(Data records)
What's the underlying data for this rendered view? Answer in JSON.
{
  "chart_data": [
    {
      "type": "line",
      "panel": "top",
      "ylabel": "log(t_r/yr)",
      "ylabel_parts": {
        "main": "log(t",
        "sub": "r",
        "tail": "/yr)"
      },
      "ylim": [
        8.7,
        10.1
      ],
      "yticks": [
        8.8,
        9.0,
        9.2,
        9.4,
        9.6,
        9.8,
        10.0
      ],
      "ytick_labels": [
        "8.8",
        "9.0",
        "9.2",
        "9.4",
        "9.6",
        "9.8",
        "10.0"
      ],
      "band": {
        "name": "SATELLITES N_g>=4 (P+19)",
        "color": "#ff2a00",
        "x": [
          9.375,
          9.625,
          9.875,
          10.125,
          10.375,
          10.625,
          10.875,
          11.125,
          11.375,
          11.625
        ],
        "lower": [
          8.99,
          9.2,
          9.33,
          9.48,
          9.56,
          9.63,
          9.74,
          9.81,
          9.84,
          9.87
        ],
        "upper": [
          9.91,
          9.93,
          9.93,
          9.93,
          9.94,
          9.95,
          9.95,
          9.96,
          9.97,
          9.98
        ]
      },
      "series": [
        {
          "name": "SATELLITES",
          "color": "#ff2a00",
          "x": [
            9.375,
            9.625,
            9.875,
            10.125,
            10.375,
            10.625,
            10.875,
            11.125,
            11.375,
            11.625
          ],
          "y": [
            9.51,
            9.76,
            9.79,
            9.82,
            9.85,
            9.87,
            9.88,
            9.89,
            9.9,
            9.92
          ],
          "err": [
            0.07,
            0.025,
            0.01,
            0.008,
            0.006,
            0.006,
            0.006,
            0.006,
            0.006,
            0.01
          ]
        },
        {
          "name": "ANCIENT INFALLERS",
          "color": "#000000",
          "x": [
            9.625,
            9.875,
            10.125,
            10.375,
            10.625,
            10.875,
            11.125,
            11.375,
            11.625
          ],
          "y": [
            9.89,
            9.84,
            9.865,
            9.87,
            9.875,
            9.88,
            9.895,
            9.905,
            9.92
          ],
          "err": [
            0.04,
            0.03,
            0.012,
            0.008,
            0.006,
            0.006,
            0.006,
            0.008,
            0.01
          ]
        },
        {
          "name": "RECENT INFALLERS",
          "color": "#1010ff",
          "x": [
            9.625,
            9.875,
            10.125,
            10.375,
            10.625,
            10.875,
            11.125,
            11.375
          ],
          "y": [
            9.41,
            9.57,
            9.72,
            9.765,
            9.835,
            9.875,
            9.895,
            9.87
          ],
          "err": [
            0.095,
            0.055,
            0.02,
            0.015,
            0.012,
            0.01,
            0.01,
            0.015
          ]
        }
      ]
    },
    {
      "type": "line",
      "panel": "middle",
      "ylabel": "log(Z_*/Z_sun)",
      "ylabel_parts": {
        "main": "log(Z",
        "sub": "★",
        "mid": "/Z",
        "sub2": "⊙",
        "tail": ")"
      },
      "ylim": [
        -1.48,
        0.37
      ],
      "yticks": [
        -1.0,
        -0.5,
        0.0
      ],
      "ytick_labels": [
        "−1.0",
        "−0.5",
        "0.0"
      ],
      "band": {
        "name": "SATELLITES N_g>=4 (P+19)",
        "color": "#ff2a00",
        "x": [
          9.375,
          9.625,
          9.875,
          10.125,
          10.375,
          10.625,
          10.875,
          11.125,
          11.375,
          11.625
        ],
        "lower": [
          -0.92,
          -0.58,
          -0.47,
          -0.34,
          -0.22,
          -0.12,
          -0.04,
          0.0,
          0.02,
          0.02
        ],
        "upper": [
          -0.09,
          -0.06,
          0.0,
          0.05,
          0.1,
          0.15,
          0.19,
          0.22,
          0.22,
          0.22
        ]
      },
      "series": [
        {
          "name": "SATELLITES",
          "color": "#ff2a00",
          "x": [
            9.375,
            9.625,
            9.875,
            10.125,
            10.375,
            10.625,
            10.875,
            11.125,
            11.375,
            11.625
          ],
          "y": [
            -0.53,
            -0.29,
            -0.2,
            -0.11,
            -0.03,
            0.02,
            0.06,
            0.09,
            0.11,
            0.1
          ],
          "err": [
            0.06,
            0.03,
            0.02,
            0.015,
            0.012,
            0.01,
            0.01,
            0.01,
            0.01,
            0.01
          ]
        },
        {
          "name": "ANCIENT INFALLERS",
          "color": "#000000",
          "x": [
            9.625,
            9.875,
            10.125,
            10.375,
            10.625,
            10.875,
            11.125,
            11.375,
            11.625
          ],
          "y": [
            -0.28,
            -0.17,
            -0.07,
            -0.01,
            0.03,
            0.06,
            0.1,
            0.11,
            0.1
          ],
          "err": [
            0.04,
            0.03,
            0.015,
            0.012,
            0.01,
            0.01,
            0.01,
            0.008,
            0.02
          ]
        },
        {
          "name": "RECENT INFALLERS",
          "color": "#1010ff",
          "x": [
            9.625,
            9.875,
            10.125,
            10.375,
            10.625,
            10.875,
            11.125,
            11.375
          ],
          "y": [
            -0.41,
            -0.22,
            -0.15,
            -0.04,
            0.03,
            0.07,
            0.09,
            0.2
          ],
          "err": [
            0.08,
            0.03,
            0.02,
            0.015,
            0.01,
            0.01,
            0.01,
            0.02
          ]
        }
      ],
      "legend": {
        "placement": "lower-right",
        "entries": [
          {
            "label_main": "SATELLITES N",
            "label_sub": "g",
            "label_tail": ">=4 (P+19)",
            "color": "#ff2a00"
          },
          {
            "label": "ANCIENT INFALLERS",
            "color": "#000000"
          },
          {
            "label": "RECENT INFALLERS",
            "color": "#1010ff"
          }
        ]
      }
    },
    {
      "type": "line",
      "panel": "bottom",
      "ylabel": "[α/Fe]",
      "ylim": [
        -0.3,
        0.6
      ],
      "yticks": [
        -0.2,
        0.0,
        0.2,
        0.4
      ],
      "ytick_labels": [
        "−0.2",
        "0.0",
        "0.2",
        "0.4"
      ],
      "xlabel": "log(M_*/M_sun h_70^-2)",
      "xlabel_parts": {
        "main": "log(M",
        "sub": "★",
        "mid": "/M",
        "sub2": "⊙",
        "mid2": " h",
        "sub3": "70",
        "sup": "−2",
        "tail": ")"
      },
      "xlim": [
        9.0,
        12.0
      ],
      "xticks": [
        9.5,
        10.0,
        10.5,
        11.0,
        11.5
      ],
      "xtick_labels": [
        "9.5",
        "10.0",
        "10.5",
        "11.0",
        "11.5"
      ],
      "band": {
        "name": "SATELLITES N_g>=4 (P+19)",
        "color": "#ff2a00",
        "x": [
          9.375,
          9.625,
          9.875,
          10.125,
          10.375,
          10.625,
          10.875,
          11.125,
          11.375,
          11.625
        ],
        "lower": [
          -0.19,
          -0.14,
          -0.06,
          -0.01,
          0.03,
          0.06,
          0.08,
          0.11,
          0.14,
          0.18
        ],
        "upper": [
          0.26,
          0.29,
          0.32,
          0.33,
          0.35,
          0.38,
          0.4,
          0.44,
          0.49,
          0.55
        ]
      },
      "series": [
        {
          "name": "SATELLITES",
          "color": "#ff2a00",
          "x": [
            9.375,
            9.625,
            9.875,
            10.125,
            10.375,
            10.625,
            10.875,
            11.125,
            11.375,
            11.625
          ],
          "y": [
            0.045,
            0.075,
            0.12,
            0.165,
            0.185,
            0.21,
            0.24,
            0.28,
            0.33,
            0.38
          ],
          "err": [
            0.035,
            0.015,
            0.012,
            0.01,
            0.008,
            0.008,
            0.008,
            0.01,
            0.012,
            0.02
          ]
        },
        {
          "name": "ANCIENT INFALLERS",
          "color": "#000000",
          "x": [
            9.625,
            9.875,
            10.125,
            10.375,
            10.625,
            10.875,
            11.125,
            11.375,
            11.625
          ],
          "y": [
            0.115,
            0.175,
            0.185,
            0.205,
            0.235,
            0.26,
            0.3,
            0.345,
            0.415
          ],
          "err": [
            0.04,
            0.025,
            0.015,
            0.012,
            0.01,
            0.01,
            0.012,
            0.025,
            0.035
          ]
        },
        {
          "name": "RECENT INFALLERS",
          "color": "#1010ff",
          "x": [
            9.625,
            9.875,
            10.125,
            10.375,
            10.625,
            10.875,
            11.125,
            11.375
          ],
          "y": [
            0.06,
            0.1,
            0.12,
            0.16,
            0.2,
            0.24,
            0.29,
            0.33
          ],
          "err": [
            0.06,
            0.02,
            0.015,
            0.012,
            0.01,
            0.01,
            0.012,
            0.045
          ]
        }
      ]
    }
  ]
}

WHAT IS NEEDED: Take each line containing the string "panel" and copy it out.

COMPLETED EXERCISE:
      "panel": "top",
      "panel": "middle",
      "panel": "bottom",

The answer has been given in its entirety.